## Work required
Write out, word for word, the passage of the beginner's guide to the Internet below that opens with the words containing "The very moment" and closes with "the phone plug.".

## Extract provided
The Internet itself provides many good websites which describe the history and all technical issues of the Internet more precisely than this section which is designed for beginners to give them an idea what it means "to visit a site in the Internet".
The structure of the Internet: The Internet is a world wide network of millions of computers. Imagining it as a neat net - like the one of a spider - is nice and understandable and will be suitable enough for the beginning. Each of the knots in the spider`s web symbolize a single computer and the threads between them can be assumed to be the wires between those computers.
The very moment you read these lines your computer is (via the cable leading to your phone plug) connected with one of those knots and therefore a part of the Internet. In case you currently use a wireless Internet connection it is the same because your computer will send all traffic to a small box near to it, which is connected to the phone plug.
Clients und Servers: Each computer needs to send and to recieve data. So e.g. the text you are currently reading is something you have recieved. But before you got this information you needed to send the address of this Website to the Internet. You have done this either by entering the address manually to the address bar of your Internetbrowser or by clicking an Internet link on the previous website.
I admit that this communication is not very symmetric as you are able to get a complete Website with content you can display on your computer while I can not expect such service from you. But you can believe me I am just the same kind of computer like the one which is on front of you right now. The only difference between us two is that someone has stored some Internetpages on my harddisk and that I have a program running which makes me able to deliver the stored pages to you if you request them. You actually have requested the page "internet.php" and so I have delivered it to you. By the way: I can only deliver pages my programmer has stored here before. If you would ask me for a page like "sharks.php" I would send you an error message, because no one has stored such a page here and I am not able to invent some meaningful texts about sharks myself. As you can not be expected to guess the names of pages that are stored on my harddisk there is a link to all pages I have stored. Most of those links you can find in the menu bar at the left hand side.

## Data extract
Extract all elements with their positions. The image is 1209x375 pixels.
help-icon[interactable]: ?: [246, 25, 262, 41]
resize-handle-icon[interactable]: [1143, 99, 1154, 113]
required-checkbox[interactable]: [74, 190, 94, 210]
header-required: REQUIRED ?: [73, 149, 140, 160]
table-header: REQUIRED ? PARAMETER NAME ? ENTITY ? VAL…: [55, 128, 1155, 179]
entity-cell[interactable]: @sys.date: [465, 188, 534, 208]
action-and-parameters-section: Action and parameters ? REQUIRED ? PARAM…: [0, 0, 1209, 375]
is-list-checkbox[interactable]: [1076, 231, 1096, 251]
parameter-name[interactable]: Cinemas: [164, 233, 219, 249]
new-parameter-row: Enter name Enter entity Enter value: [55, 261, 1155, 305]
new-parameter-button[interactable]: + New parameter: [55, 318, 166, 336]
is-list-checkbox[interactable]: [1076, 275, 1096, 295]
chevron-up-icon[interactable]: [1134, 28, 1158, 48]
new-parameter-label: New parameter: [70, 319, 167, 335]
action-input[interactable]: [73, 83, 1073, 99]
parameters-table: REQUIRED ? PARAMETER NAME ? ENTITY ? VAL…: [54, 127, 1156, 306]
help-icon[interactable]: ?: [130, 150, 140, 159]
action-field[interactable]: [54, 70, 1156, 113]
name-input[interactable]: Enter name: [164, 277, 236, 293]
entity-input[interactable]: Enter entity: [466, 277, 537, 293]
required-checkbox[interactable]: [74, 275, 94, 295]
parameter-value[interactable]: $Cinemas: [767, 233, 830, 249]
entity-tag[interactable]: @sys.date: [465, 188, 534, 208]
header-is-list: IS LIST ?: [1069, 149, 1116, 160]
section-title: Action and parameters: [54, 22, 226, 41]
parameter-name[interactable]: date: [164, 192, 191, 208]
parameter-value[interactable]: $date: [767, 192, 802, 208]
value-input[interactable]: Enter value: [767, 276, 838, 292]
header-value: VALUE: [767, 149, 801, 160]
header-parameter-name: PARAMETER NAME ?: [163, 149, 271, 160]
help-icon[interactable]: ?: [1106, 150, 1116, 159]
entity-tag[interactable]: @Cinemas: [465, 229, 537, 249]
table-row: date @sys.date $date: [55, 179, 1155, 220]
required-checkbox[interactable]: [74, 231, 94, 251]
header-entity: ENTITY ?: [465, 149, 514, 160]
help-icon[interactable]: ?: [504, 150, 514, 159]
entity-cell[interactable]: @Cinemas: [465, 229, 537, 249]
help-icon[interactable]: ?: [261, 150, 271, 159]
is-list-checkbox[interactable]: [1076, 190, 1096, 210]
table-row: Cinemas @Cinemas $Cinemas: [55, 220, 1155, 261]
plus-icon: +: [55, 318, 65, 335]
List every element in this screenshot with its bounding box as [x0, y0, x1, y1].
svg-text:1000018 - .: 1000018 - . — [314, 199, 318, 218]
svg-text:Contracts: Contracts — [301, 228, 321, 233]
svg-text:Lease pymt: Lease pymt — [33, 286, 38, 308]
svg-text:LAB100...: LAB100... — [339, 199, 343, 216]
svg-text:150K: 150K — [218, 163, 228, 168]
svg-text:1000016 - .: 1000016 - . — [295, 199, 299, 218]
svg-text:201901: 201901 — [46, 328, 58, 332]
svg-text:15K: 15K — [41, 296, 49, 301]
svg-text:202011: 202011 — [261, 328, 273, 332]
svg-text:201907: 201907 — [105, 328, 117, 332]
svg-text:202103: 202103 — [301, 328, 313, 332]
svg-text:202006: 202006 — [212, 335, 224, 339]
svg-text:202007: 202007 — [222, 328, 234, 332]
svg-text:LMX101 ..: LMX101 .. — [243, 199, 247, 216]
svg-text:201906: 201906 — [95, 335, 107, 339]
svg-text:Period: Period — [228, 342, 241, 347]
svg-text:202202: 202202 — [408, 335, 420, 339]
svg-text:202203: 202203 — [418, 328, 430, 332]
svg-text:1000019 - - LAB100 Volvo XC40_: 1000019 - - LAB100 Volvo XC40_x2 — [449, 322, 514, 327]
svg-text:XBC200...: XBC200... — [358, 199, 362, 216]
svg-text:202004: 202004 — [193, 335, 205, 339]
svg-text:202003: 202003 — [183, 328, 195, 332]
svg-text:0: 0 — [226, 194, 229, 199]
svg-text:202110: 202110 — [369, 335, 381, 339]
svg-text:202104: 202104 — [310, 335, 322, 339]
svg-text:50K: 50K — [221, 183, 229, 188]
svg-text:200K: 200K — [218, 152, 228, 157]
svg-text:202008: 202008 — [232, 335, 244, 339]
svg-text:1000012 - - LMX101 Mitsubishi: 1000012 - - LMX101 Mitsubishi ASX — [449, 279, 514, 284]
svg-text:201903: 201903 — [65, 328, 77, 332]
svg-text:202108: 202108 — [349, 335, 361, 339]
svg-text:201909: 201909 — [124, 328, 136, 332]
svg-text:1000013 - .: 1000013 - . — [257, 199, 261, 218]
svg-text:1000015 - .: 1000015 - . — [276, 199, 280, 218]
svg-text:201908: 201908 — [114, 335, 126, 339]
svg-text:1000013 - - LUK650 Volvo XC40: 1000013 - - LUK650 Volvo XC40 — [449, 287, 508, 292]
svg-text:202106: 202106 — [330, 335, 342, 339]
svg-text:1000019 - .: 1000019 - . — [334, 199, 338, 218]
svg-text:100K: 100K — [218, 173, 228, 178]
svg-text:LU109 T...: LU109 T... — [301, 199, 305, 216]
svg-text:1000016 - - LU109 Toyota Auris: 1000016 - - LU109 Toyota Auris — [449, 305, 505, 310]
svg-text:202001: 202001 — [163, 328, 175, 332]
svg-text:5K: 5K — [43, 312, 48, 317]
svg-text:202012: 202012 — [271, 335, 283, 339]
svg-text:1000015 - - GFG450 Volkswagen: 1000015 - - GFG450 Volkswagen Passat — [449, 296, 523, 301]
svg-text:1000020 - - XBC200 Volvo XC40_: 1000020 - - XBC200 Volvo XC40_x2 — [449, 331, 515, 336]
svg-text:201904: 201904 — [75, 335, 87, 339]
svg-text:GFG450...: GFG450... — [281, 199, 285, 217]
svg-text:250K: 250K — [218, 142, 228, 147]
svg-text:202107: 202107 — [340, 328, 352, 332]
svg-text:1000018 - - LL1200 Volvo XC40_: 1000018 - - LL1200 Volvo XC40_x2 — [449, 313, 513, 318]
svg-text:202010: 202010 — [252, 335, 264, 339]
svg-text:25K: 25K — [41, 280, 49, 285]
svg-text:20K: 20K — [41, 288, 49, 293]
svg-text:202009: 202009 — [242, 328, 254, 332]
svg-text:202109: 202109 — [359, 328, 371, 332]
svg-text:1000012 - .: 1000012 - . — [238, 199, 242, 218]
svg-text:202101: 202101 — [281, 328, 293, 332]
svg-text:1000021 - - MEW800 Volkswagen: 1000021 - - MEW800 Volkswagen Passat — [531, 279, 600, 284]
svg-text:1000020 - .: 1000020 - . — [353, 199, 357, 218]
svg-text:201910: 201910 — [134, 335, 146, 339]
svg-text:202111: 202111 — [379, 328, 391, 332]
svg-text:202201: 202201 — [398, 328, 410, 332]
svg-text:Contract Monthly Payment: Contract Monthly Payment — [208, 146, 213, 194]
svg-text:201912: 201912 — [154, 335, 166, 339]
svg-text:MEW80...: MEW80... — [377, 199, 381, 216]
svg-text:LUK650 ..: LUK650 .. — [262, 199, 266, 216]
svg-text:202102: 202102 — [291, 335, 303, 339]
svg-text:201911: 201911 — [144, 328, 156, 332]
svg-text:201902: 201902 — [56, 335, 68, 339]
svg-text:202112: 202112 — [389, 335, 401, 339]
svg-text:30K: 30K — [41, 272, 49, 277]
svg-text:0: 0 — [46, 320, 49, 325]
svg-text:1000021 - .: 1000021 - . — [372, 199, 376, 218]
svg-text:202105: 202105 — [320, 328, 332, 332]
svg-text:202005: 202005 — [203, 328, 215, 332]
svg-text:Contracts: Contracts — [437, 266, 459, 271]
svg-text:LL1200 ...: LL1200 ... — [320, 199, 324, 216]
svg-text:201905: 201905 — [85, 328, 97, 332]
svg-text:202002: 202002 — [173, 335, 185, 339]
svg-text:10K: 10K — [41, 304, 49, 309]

## Final result
The very moment you read these lines your computer is (via the cable leading to your phone plug) connected with one of those knots and therefore a part of the Internet. In case you currently use a wireless Internet connection it is the same because your computer will send all traffic to a small box near to it, which is connected to the phone plug.